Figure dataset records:
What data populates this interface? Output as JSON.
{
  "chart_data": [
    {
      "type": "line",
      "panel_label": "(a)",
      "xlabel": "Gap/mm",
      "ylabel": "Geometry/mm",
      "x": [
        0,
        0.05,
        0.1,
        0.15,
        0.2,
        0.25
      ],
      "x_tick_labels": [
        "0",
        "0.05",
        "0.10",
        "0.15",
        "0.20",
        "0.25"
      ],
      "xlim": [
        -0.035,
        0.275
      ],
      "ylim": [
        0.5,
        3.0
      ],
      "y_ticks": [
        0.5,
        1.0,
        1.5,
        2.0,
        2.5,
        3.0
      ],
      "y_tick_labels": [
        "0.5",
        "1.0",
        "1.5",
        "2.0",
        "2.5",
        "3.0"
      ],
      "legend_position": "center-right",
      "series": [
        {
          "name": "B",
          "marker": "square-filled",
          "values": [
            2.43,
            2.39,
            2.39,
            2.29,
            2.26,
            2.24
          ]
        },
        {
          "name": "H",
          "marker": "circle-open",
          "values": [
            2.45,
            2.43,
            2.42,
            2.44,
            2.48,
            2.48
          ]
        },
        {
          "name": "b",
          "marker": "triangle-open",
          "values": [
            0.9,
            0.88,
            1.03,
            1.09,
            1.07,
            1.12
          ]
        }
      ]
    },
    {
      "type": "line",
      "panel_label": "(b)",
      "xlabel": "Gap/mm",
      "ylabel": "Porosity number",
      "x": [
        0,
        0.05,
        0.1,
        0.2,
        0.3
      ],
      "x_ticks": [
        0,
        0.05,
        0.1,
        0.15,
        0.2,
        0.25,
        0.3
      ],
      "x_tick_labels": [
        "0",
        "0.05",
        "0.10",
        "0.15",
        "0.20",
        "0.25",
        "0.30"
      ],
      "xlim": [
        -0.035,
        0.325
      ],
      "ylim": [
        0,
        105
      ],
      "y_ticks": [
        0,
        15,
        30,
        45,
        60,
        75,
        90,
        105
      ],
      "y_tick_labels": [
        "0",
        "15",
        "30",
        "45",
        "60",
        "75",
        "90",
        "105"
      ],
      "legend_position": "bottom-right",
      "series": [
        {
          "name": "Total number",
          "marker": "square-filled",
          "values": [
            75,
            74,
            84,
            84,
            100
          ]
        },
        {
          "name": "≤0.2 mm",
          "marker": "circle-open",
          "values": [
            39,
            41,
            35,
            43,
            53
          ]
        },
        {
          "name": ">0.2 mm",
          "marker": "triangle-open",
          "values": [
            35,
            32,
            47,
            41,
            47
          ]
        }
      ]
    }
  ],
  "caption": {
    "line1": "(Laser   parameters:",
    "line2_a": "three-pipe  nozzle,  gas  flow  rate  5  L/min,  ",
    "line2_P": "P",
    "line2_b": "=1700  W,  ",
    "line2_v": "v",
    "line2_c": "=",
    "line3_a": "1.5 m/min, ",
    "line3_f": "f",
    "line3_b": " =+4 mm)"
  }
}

The task >> Filter the records, keeping only lines that contain "name", and show those lines.

Completed exercise >>
          "name": "B",
          "name": "H",
          "name": "b",
          "name": "Total number",
          "name": "≤0.2 mm",
          "name": ">0.2 mm",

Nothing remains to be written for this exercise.